═══ Supplied data
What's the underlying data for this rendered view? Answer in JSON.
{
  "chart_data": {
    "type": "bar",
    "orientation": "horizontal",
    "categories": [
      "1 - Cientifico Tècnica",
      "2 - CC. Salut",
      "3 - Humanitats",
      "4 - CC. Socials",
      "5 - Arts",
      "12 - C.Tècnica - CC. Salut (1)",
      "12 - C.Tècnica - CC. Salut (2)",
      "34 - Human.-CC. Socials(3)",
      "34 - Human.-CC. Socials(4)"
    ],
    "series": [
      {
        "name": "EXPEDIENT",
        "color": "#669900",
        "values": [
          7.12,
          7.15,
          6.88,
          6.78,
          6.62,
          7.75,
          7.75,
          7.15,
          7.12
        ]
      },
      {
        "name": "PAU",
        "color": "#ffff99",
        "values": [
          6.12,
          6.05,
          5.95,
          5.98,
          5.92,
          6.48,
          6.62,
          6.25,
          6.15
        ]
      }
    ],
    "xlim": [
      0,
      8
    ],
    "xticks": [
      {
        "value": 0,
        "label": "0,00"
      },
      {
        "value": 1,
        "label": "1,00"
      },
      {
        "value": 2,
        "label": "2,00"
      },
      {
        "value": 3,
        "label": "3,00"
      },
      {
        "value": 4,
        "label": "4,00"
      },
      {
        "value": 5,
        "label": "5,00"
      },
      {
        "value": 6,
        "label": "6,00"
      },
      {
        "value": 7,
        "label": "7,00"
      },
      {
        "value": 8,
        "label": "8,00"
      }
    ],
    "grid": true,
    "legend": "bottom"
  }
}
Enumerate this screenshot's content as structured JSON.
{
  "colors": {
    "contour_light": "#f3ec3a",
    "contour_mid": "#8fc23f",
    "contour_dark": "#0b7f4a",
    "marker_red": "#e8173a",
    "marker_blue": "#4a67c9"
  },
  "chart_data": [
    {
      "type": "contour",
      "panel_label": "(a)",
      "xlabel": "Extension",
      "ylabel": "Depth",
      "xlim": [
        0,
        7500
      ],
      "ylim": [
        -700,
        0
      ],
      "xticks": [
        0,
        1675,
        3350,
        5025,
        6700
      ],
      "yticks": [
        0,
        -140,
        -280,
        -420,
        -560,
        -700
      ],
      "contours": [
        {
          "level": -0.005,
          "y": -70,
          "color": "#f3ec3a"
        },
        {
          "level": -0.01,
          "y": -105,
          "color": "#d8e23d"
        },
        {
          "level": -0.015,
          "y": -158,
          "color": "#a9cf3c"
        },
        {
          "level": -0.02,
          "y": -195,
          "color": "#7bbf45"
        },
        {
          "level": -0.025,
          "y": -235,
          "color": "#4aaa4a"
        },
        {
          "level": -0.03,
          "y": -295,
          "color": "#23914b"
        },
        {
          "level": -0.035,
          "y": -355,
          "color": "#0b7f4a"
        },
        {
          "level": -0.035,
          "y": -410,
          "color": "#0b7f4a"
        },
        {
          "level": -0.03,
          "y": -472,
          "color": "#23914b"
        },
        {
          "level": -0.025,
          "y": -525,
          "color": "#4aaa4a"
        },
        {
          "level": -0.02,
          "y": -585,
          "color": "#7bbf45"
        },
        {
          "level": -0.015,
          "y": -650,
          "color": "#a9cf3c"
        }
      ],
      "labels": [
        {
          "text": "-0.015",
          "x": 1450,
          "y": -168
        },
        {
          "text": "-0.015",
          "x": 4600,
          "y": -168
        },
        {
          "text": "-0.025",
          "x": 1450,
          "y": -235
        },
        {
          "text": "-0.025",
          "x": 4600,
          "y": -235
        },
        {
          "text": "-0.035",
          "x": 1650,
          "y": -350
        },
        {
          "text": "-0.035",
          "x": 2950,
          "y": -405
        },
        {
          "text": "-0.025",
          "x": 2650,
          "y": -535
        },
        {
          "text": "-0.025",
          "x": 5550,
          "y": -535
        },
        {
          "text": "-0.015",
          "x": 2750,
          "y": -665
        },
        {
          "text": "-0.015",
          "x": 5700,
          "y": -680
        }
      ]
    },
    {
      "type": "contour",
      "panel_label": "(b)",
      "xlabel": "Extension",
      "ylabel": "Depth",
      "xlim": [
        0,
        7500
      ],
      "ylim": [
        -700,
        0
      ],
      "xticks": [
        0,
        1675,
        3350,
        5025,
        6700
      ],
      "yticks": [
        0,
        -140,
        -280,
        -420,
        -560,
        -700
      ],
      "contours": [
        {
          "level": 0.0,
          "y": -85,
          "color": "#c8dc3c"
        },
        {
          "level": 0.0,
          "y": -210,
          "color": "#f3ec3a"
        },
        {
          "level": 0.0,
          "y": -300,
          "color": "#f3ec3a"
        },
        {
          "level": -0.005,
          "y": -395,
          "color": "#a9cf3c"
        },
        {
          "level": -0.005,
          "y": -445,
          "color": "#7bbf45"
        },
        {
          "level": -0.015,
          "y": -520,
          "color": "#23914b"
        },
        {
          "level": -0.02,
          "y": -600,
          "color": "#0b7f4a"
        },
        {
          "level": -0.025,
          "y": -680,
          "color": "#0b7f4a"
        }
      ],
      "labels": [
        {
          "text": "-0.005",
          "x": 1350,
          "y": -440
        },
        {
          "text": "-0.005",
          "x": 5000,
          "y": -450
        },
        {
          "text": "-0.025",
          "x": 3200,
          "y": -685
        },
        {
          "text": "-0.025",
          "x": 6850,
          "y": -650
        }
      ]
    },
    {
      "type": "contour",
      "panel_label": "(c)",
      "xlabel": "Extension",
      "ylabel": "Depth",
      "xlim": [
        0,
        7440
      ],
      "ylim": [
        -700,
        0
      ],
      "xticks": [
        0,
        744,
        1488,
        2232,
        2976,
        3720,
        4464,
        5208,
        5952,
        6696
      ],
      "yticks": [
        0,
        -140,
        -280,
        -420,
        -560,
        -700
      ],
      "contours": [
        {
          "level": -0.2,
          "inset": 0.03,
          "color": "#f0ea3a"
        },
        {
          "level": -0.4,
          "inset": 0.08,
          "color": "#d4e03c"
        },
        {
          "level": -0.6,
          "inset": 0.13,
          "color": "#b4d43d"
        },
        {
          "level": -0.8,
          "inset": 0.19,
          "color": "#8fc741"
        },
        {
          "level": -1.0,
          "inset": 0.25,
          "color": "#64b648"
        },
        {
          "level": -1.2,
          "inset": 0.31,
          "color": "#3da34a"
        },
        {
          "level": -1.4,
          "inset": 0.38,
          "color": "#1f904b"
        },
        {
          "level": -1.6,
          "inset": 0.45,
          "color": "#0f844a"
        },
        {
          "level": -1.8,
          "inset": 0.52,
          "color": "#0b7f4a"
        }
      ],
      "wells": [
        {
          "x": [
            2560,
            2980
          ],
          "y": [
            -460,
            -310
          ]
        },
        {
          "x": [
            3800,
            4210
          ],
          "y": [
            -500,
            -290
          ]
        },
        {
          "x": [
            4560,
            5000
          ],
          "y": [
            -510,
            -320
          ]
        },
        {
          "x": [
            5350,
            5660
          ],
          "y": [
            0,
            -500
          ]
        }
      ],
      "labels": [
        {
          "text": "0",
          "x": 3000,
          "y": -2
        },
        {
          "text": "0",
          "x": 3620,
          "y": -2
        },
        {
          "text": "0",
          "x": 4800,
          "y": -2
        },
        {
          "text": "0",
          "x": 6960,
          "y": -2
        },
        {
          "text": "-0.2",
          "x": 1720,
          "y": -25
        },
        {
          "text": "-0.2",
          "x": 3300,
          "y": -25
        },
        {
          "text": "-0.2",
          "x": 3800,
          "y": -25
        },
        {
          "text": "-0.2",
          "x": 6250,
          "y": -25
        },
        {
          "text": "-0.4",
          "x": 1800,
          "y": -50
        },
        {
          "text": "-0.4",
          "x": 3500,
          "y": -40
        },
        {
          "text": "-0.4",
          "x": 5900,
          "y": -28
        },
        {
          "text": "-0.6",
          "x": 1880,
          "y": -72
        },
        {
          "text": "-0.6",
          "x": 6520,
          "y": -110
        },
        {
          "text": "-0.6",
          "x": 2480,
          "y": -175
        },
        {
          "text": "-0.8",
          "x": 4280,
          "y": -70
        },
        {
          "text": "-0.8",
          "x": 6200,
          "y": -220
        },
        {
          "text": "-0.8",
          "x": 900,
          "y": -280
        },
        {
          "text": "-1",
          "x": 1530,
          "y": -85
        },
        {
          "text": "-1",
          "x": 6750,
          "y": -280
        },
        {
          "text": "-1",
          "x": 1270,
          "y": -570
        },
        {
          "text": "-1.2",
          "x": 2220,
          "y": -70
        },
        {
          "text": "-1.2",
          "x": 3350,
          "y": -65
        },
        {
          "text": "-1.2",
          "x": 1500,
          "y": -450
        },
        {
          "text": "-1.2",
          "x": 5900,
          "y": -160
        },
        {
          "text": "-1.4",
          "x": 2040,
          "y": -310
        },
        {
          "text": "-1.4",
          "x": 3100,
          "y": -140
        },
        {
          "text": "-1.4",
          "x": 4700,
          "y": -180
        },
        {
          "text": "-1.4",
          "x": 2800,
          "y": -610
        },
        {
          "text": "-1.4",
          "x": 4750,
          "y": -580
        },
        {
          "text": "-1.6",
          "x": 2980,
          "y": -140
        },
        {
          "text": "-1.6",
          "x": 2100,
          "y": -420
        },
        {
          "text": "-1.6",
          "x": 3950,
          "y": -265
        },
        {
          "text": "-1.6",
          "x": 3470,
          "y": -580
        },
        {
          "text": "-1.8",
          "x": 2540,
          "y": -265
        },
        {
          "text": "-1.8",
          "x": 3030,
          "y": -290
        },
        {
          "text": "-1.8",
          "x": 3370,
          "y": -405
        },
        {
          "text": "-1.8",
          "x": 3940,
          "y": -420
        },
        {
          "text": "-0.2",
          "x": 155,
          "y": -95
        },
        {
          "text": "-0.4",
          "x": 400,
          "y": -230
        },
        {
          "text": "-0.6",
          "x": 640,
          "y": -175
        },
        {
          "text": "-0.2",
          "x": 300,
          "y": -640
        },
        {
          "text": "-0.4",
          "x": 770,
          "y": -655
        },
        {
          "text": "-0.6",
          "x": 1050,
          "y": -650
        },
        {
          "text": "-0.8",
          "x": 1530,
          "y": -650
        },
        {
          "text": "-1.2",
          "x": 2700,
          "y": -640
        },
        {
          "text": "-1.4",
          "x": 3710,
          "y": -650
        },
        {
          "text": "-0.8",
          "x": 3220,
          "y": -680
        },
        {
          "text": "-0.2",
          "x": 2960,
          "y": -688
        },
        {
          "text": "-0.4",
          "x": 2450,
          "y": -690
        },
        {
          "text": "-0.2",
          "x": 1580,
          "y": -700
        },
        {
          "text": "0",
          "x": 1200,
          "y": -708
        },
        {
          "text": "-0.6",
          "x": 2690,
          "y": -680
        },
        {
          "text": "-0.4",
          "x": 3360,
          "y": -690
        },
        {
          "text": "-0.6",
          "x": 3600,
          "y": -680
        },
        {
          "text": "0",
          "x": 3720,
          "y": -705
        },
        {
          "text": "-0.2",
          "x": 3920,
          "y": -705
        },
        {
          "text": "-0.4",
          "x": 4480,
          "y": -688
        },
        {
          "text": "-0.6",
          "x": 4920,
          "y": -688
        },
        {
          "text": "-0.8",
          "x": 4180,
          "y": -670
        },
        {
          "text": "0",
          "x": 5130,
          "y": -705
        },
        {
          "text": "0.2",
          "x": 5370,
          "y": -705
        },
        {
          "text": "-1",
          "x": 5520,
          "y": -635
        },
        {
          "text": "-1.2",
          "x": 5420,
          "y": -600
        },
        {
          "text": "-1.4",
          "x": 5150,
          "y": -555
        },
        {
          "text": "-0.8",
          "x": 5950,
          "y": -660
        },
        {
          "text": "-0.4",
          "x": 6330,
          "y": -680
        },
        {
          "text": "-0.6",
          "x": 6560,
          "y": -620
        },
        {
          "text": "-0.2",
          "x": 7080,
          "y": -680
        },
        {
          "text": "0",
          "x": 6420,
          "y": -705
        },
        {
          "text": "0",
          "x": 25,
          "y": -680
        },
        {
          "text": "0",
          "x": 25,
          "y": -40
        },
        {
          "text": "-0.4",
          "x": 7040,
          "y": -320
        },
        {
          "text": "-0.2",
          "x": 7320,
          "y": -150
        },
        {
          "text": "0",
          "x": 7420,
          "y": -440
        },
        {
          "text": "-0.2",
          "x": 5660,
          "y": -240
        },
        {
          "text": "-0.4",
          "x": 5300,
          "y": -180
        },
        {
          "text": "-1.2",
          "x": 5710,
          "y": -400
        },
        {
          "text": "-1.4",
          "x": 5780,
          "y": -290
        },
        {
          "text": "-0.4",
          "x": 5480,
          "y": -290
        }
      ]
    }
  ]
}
══════
_Direction_:
Look through the data above. Copy every line with the string "Socials" in it.

_Result of the task_:
      "4 - CC. Socials",
      "34 - Human.-CC. Socials(3)",
      "34 - Human.-CC. Socials(4)"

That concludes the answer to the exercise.